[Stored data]

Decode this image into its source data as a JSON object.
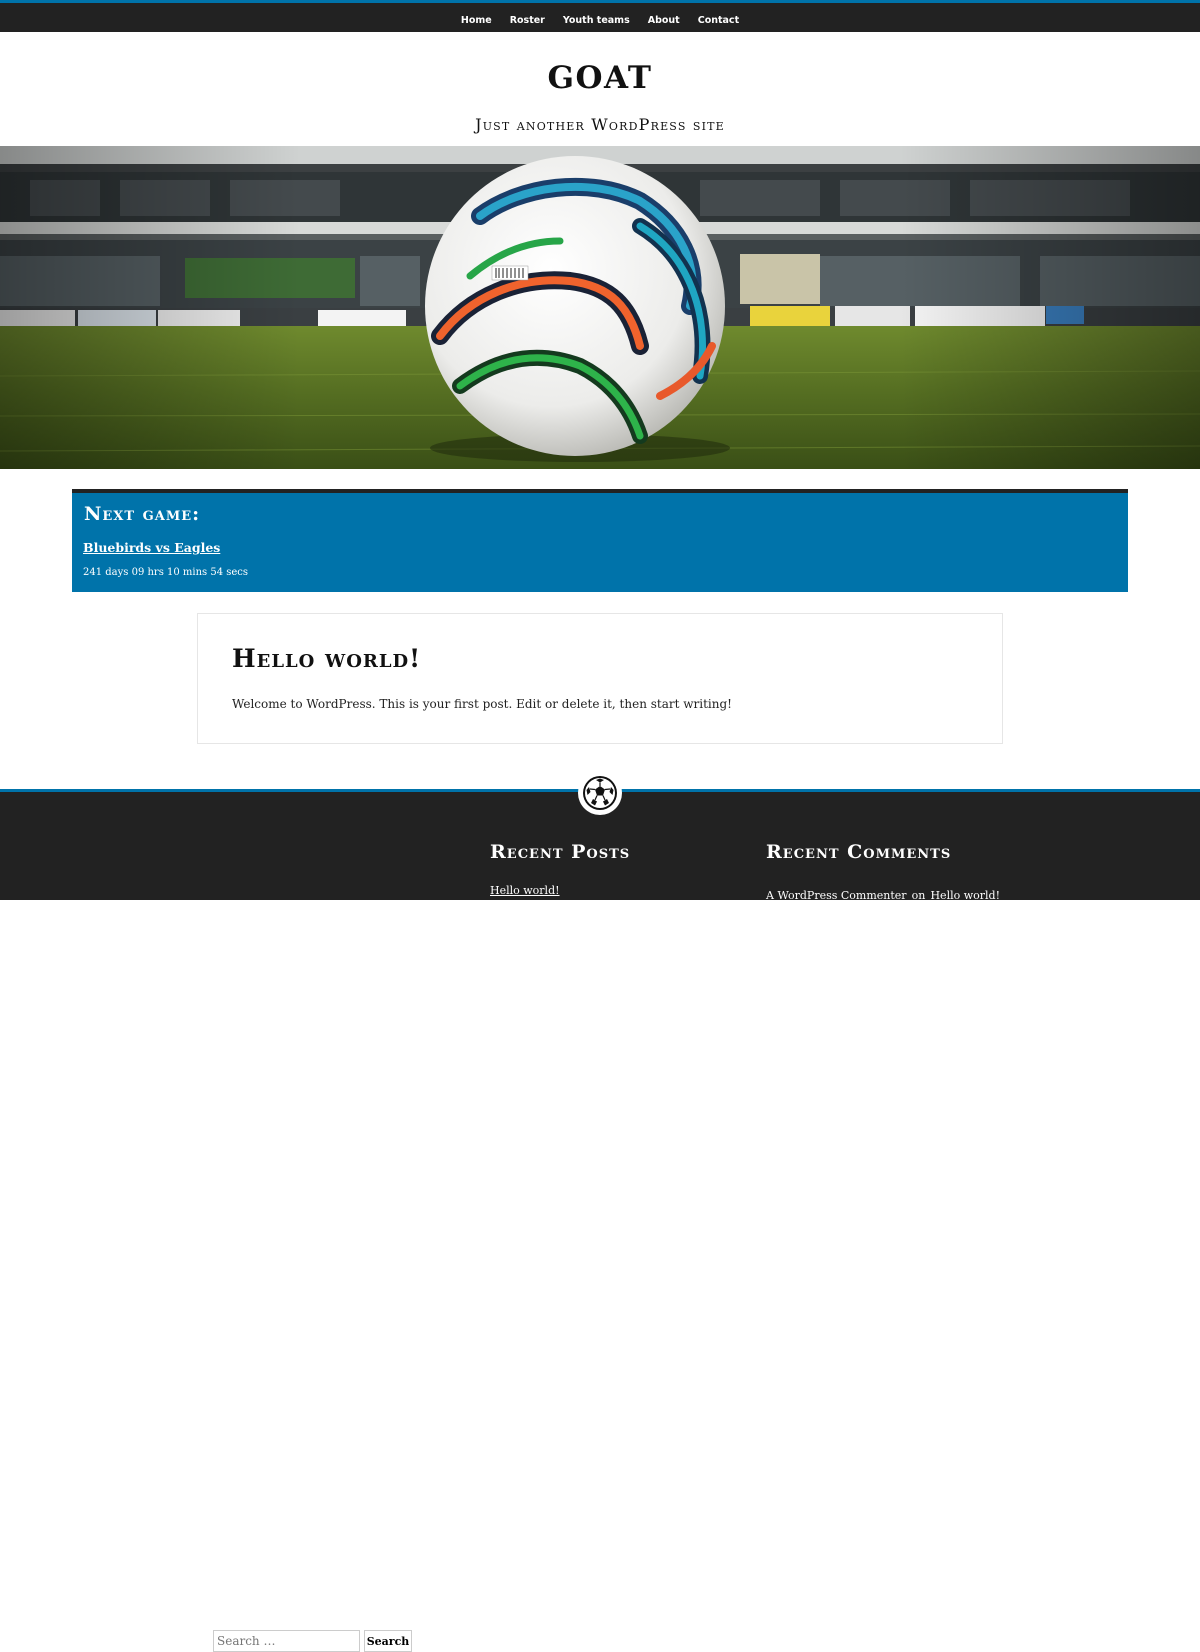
{
  "nav": {
    "items": [
      {
        "label": "Home"
      },
      {
        "label": "Roster"
      },
      {
        "label": "Youth teams"
      },
      {
        "label": "About"
      },
      {
        "label": "Contact"
      }
    ]
  },
  "site": {
    "title": "GOAT",
    "description": "Just another WordPress site"
  },
  "hero": {
    "image": "soccer-ball-stadium-photo"
  },
  "next_game": {
    "heading": "Next game:",
    "match_link": "Bluebirds vs Eagles",
    "countdown": "241 days 09 hrs 10 mins 54 secs"
  },
  "post": {
    "title": "Hello world!",
    "excerpt": "Welcome to WordPress. This is your first post. Edit or delete it, then start writing!"
  },
  "footer": {
    "search": {
      "placeholder": "Search …",
      "button_label": "Search"
    },
    "recent_posts": {
      "title": "Recent Posts",
      "items": [
        {
          "label": "Hello world!"
        }
      ]
    },
    "recent_comments": {
      "title": "Recent Comments",
      "author": "A WordPress Commenter",
      "connector": "on",
      "post": "Hello world!"
    },
    "badge_icon": "soccer-ball-icon"
  },
  "colors": {
    "accent": "#0073aa",
    "dark": "#222222",
    "white": "#ffffff"
  }
}
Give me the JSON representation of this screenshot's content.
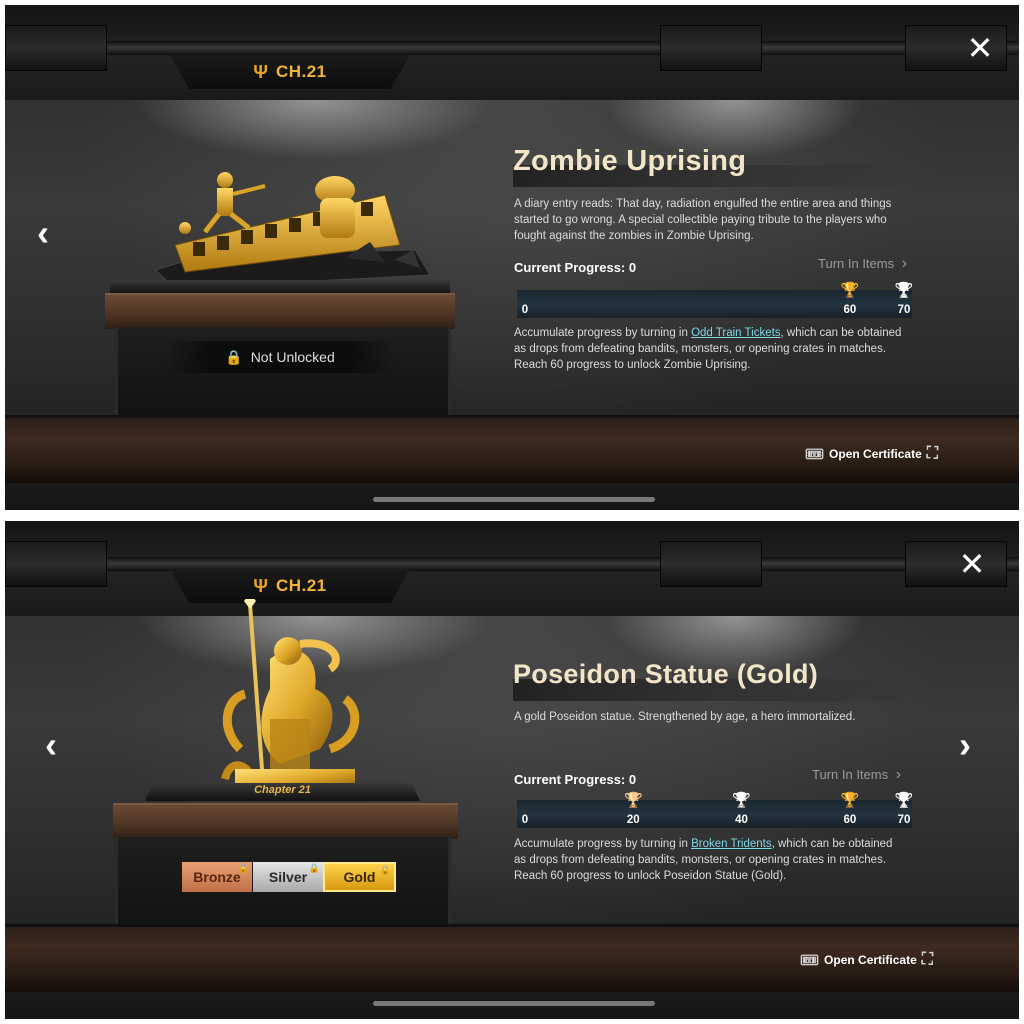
{
  "colors": {
    "gold": "#f0b43a",
    "link": "#7fd8e6",
    "bronze": "#d48a5a",
    "silver": "#cfcfcf"
  },
  "panel1": {
    "chapter": "CH.21",
    "title": "Zombie Uprising",
    "description": "A diary entry reads: That day, radiation engulfed the entire area and things started to go wrong. A special collectible paying tribute to the players who fought against the zombies in Zombie Uprising.",
    "progress_label": "Current Progress: 0",
    "progress_value": 0,
    "turn_in": "Turn In Items",
    "ticks": [
      {
        "label": "0",
        "icon": ""
      },
      {
        "label": "60",
        "icon": "gold-trophy-icon"
      },
      {
        "label": "70",
        "icon": "white-trophy-icon"
      }
    ],
    "accum_prefix": "Accumulate progress by turning in ",
    "accum_item": "Odd Train Tickets",
    "accum_suffix": ", which can be obtained as drops from defeating bandits, monsters, or opening crates in matches. Reach 60 progress to unlock Zombie Uprising.",
    "status": "Not Unlocked",
    "open_certificate": "Open Certificate"
  },
  "panel2": {
    "chapter": "CH.21",
    "title": "Poseidon Statue (Gold)",
    "description": "A gold Poseidon statue. Strengthened by age, a hero immortalized.",
    "progress_label": "Current Progress: 0",
    "progress_value": 0,
    "turn_in": "Turn In Items",
    "ticks": [
      {
        "label": "0",
        "icon": ""
      },
      {
        "label": "20",
        "icon": "bronze-trophy-icon"
      },
      {
        "label": "40",
        "icon": "silver-trophy-icon"
      },
      {
        "label": "60",
        "icon": "gold-trophy-icon"
      },
      {
        "label": "70",
        "icon": "white-trophy-icon"
      }
    ],
    "accum_prefix": "Accumulate progress by turning in ",
    "accum_item": "Broken Tridents",
    "accum_suffix": ", which can be obtained as drops from defeating bandits, monsters, or opening crates in matches. Reach 60 progress to unlock Poseidon Statue (Gold).",
    "plaque": "Chapter 21",
    "tiers": [
      {
        "label": "Bronze",
        "selected": false
      },
      {
        "label": "Silver",
        "selected": false
      },
      {
        "label": "Gold",
        "selected": true
      }
    ],
    "open_certificate": "Open Certificate"
  }
}
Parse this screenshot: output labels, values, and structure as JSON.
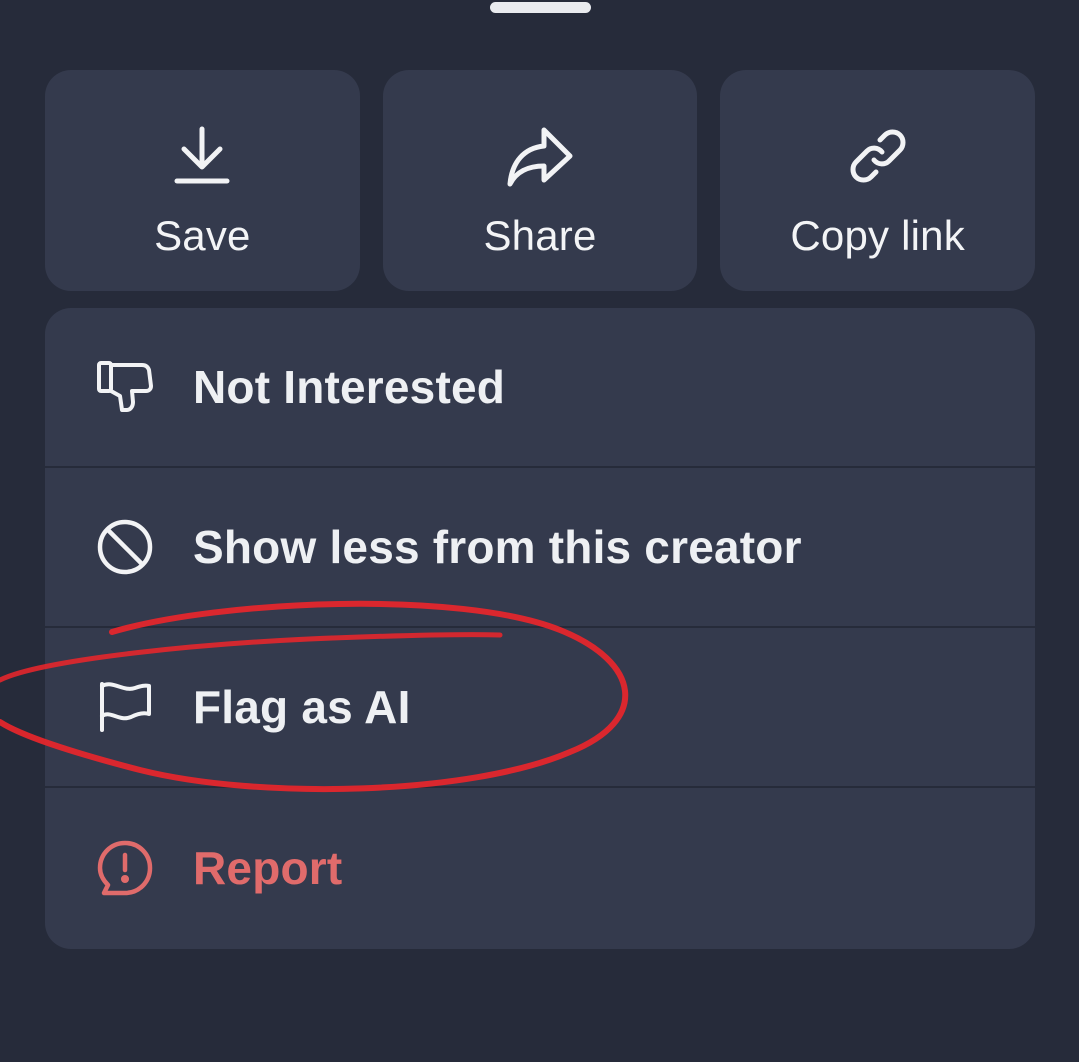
{
  "colors": {
    "background": "#262b3a",
    "card": "#343a4d",
    "text": "#f2f3f5",
    "danger": "#e06b6b",
    "annotation": "#e8262b"
  },
  "actions": [
    {
      "label": "Save",
      "icon": "download-icon"
    },
    {
      "label": "Share",
      "icon": "share-icon"
    },
    {
      "label": "Copy link",
      "icon": "link-icon"
    }
  ],
  "menu": [
    {
      "label": "Not Interested",
      "icon": "thumbs-down-icon"
    },
    {
      "label": "Show less from this creator",
      "icon": "block-icon"
    },
    {
      "label": "Flag as AI",
      "icon": "flag-icon"
    },
    {
      "label": "Report",
      "icon": "report-icon"
    }
  ]
}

- **The request**
Every line of the material is to be quoted exactly, with no pictures carried over.

- **Result of the exercise**
Decode this image into its source data as a JSON object.
{
  "nav": {
    "items": [
      {
        "label": "Home"
      },
      {
        "label": "Roster"
      },
      {
        "label": "Youth teams"
      },
      {
        "label": "About"
      },
      {
        "label": "Contact"
      }
    ]
  },
  "site": {
    "title": "GOAT",
    "description": "Just another WordPress site"
  },
  "hero": {
    "image": "soccer-ball-stadium-photo"
  },
  "next_game": {
    "heading": "Next game:",
    "match_link": "Bluebirds vs Eagles",
    "countdown": "241 days 09 hrs 10 mins 54 secs"
  },
  "post": {
    "title": "Hello world!",
    "excerpt": "Welcome to WordPress. This is your first post. Edit or delete it, then start writing!"
  },
  "footer": {
    "search": {
      "placeholder": "Search …",
      "button_label": "Search"
    },
    "recent_posts": {
      "title": "Recent Posts",
      "items": [
        {
          "label": "Hello world!"
        }
      ]
    },
    "recent_comments": {
      "title": "Recent Comments",
      "author": "A WordPress Commenter",
      "connector": "on",
      "post": "Hello world!"
    },
    "badge_icon": "soccer-ball-icon"
  },
  "colors": {
    "accent": "#0073aa",
    "dark": "#222222",
    "white": "#ffffff"
  }
}
Give me the JSON representation of this screenshot's content.
{
  "colors": {
    "gold": "#f0b43a",
    "link": "#7fd8e6",
    "bronze": "#d48a5a",
    "silver": "#cfcfcf"
  },
  "panel1": {
    "chapter": "CH.21",
    "title": "Zombie Uprising",
    "description": "A diary entry reads: That day, radiation engulfed the entire area and things started to go wrong. A special collectible paying tribute to the players who fought against the zombies in Zombie Uprising.",
    "progress_label": "Current Progress: 0",
    "progress_value": 0,
    "turn_in": "Turn In Items",
    "ticks": [
      {
        "label": "0",
        "icon": ""
      },
      {
        "label": "60",
        "icon": "gold-trophy-icon"
      },
      {
        "label": "70",
        "icon": "white-trophy-icon"
      }
    ],
    "accum_prefix": "Accumulate progress by turning in ",
    "accum_item": "Odd Train Tickets",
    "accum_suffix": ", which can be obtained as drops from defeating bandits, monsters, or opening crates in matches. Reach 60 progress to unlock Zombie Uprising.",
    "status": "Not Unlocked",
    "open_certificate": "Open Certificate"
  },
  "panel2": {
    "chapter": "CH.21",
    "title": "Poseidon Statue (Gold)",
    "description": "A gold Poseidon statue. Strengthened by age, a hero immortalized.",
    "progress_label": "Current Progress: 0",
    "progress_value": 0,
    "turn_in": "Turn In Items",
    "ticks": [
      {
        "label": "0",
        "icon": ""
      },
      {
        "label": "20",
        "icon": "bronze-trophy-icon"
      },
      {
        "label": "40",
        "icon": "silver-trophy-icon"
      },
      {
        "label": "60",
        "icon": "gold-trophy-icon"
      },
      {
        "label": "70",
        "icon": "white-trophy-icon"
      }
    ],
    "accum_prefix": "Accumulate progress by turning in ",
    "accum_item": "Broken Tridents",
    "accum_suffix": ", which can be obtained as drops from defeating bandits, monsters, or opening crates in matches. Reach 60 progress to unlock Poseidon Statue (Gold).",
    "plaque": "Chapter 21",
    "tiers": [
      {
        "label": "Bronze",
        "selected": false
      },
      {
        "label": "Silver",
        "selected": false
      },
      {
        "label": "Gold",
        "selected": true
      }
    ],
    "open_certificate": "Open Certificate"
  }
}
Parse this screenshot: output labels, values, and structure as JSON.
{
  "colors": {
    "background": "#262b3a",
    "card": "#343a4d",
    "text": "#f2f3f5",
    "danger": "#e06b6b",
    "annotation": "#e8262b"
  },
  "actions": [
    {
      "label": "Save",
      "icon": "download-icon"
    },
    {
      "label": "Share",
      "icon": "share-icon"
    },
    {
      "label": "Copy link",
      "icon": "link-icon"
    }
  ],
  "menu": [
    {
      "label": "Not Interested",
      "icon": "thumbs-down-icon"
    },
    {
      "label": "Show less from this creator",
      "icon": "block-icon"
    },
    {
      "label": "Flag as AI",
      "icon": "flag-icon"
    },
    {
      "label": "Report",
      "icon": "report-icon"
    }
  ]
}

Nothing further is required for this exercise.